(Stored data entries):
· · · · ·

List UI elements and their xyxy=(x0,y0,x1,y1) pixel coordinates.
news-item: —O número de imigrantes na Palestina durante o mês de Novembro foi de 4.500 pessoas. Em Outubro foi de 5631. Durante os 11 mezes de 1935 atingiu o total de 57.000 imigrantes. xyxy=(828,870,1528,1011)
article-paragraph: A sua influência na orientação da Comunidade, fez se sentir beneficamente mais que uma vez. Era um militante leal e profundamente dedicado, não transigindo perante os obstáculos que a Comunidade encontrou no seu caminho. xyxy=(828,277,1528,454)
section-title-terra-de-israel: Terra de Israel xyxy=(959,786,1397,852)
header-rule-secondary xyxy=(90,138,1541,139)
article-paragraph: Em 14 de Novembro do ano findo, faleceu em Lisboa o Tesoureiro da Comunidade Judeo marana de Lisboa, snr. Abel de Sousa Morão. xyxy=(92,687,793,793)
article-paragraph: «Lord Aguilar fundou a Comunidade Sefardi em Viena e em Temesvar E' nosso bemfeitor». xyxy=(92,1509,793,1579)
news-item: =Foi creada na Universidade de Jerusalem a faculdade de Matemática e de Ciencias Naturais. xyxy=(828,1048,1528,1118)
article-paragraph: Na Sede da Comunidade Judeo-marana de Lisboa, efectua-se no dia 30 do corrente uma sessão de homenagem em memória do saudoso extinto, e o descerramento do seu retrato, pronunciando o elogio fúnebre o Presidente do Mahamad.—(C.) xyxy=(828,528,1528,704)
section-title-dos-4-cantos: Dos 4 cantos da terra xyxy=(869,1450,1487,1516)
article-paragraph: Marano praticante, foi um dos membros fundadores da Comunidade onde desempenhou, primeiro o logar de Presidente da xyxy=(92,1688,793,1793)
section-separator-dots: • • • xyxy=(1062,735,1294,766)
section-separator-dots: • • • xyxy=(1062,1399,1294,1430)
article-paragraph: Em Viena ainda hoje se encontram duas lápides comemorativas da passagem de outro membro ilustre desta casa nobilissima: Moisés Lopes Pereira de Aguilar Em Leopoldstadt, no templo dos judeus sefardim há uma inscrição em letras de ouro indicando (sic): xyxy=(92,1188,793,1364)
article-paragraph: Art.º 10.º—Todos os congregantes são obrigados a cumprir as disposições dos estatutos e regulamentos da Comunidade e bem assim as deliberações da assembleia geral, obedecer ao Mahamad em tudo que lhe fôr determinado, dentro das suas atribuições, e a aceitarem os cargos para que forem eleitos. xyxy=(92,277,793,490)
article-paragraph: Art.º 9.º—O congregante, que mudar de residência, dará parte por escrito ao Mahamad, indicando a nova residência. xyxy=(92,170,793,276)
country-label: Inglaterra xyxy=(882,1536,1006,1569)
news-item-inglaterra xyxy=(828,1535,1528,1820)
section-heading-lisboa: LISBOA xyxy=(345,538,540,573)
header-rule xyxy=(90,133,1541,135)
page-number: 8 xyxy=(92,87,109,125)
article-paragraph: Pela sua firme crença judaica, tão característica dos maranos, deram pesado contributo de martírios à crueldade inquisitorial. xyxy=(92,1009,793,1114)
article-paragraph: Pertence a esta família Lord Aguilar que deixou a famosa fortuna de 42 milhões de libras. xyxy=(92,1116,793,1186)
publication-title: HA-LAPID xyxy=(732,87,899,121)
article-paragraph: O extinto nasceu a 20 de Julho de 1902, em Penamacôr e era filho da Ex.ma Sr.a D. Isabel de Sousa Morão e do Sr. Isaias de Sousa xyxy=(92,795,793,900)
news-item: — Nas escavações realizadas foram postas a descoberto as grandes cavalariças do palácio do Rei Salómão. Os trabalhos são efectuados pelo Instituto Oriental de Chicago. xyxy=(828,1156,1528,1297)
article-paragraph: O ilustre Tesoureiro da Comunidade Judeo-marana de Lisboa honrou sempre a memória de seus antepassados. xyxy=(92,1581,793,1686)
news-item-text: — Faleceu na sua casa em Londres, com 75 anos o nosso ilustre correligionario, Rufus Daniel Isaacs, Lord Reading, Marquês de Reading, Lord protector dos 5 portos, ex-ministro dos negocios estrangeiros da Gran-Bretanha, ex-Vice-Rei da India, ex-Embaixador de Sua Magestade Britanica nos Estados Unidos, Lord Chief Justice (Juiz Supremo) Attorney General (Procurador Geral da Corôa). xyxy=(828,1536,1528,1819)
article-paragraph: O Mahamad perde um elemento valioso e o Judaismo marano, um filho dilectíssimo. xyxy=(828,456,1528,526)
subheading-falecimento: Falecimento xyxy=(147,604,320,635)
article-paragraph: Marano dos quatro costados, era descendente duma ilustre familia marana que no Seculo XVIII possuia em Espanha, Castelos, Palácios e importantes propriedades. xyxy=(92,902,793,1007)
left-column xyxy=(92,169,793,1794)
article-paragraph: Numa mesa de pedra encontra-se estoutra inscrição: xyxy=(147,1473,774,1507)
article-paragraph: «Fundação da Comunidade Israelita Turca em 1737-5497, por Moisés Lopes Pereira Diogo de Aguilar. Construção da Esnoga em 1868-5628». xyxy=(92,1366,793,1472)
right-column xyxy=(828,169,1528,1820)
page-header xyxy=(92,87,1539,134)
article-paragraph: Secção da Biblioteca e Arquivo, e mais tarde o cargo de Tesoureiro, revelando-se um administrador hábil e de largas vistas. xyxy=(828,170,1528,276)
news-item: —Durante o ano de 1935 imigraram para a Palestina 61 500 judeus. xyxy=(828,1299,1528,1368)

· · · · ·

Edit the items from the first one through the line containing "news-item: —O número", inclusive, replacing "Novembro" with "Dezembro" and keeping everything else the same.

(Answer to the task):
List UI elements and their xyxy=(x0,y0,x1,y1) pixel coordinates.
news-item: —O número de imigrantes na Palestina durante o mês de Dezembro foi de 4.500 pessoas. Em Outubro foi de 5631. Durante os 11 mezes de 1935 atingiu o total de 57.000 imigrantes. xyxy=(828,870,1528,1011)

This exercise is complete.